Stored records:
**********

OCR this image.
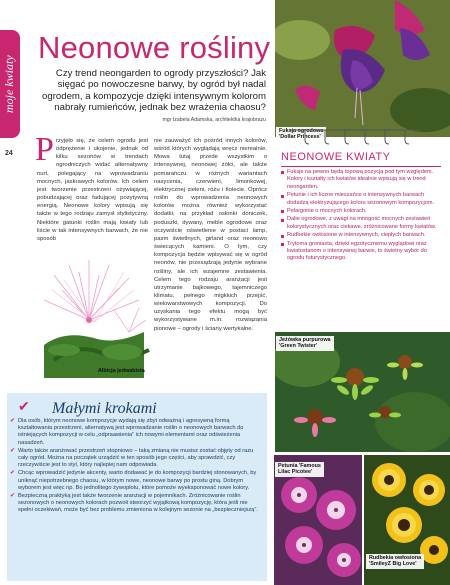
moje kwiaty
24
Neonowe rośliny
Czy trend neongarden to ogrody przyszłości? Jak sięgać po nowoczesne barwy, by ogród był nadal ogrodem, a kompozycje dzięki intensywnym kolorom nabrały rumieńców, jednak bez wrażenia chaosu?
mgr Izabela Adamska, architektka krajobrazu
Przyjęło się, że celem ogrodu jest odprężenie i ukojenie, jednak od kilku sezonów w trendach ogrodniczych widać alternatywny nurt, polegający na wprowadzaniu mocnych, jaskrawych kolorów. Ich celem jest tworzenie przestrzeni ożywiającej, pobudzającej oraz fadującej pozytywną energią. Neonowe kolory wpisują się także w tego rodzaju zamysł stylistyczny. Niektóre gatunki roślin mają kwiaty lub liście w tak intensywnych barwach, że nie sposób
nie zauważyć ich pośród innych kolorów, wśród których wyglądają wręcz nierealnie. Mowa tutaj przede wszystkim o intensywnej, neonowej żółci, ale także pomarańczu w różnych wariantach nasycenia, czerwieni, limonkowej, elektrycznej zieleni, różu i fiolecie. Oprócz roślin do wprowadzenia neonowych kolorów można również wykorzystać dodatki, na przykład osłonki doniczek, poduszki, dywany, meble ogrodowe oraz oczywiście oświetlenie w postaci lamp, pasm świetlnych, girland oraz neonowo świecących kamieni. O tym, czy kompozycja będzie wpisywać się w ogród neonów, nie przesądzają jedynie wybrane rośliny, ale ich wzajemne zestawienia. Celem tego rodzaju aranżacji jest utrzymanie bajkowego, tajemniczego klimatu, pełnego migkkich przejść, wielowarstwowych kompozycji. Do uzyskania tego efektu mogą być wykorzystywane m.in. rozwiązania pionowe – ogrody i ściany wertykalne.
Albicja jedwabista
Fuksja ogrodowa
'Dollar Princess'
NEONOWE KWIATY
Fuksje na pewno będą topową pozycją pod tym względem. Kolory i kształty ich kwiatów idealnie wpisują się w trend neongarden.
Petunie i ich liczne mieszańce o intensywnych barwach dodadzą elektryzującego koloru sezonowym kompozycjom.
Pelargonie o mocnych kolorach.
Dalie ogrodowe, z uwagi na mnogość mocnych zestawień kolorystycznych oraz ciekawe, zróżnicowane formy kwiatów.
Rudbekie owłosione w intensywnych, ciepłych barwach.
Trytoma groniasta, dzięki egzotycznemu wyglądowi oraz kwiatostanom o intensywnej barwie, to świetny wybór do ogrodu futurystycznego.
Jeżówka purpurowa
'Green Twister'
Petunia 'Famous
Lilac Picotee'
Rudbekia owłosiona
'SmileyZ Big Love'
✔ Małymi krokami
✔ Dla osób, którym neonowe kompozycje wydają się zbyt odważną i agresywną formą kształtowania przestrzeni, alternatywą jest wprowadzanie roślin o neonowych barwach do istniejących kompozycji w celu „odpraawienia” ich nowymi elementami oraz odświeżenia nasadzeń.
✔ Warto także aranżować przestrzeń stopniowo – taką zmianą nie musisz zostać objęty od razu cały ogród. Można na początek urządzić w ten sposób jego części, aby sprawdzić, czy rzeczywiście jest to styl, który najlepiej nam odpowiada.
✔ Chcąc wprowadzić jedynie akcenty, warto dodawać je do kompozycji bardziej stonowanych, by uniknąć niepotrzebnego chaosu, w którym nowe, neonowe barwy po prostu giną. Dobrym wyborem jest więc np. Bo jednolitego żywopłotu, które pomoże wyeksponować nowe kolory.
✔ Bezpieczną praktyką jest także tworzenie aranżacji w pojemnikach. Zróżnicowanie roślin sezonowych o neonowych kolorach pozwoli stworzyć wyjątkową kompozycję, która jeśli nie spełni oczekiwań, może być bez problemu zmieniona w kolejnym sezonie na „bezpieczniejszą”.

**********

_TASK TO COMPLETE_
Show all lines in the entries above where the string "ogrodu" appears.

_WRITTEN SOLUTION_
Przyjęło się, że celem ogrodu jest odprężenie i ukojenie, jednak od kilku sezonów w trendach ogrodniczych widać alternatywny nurt, polegający na wprowadzaniu mocnych, jaskrawych kolorów. Ich celem jest tworzenie przestrzeni ożywiającej, pobudzającej oraz fadującej pozytywną energią. Neonowe kolory wpisują się także w tego rodzaju zamysł stylistyczny. Niektóre gatunki roślin mają kwiaty lub liście w tak intensywnych barwach, że nie sposób
Trytoma groniasta, dzięki egzotycznemu wyglądowi oraz kwiatostanom o intensywnej barwie, to świetny wybór do ogrodu futurystycznego.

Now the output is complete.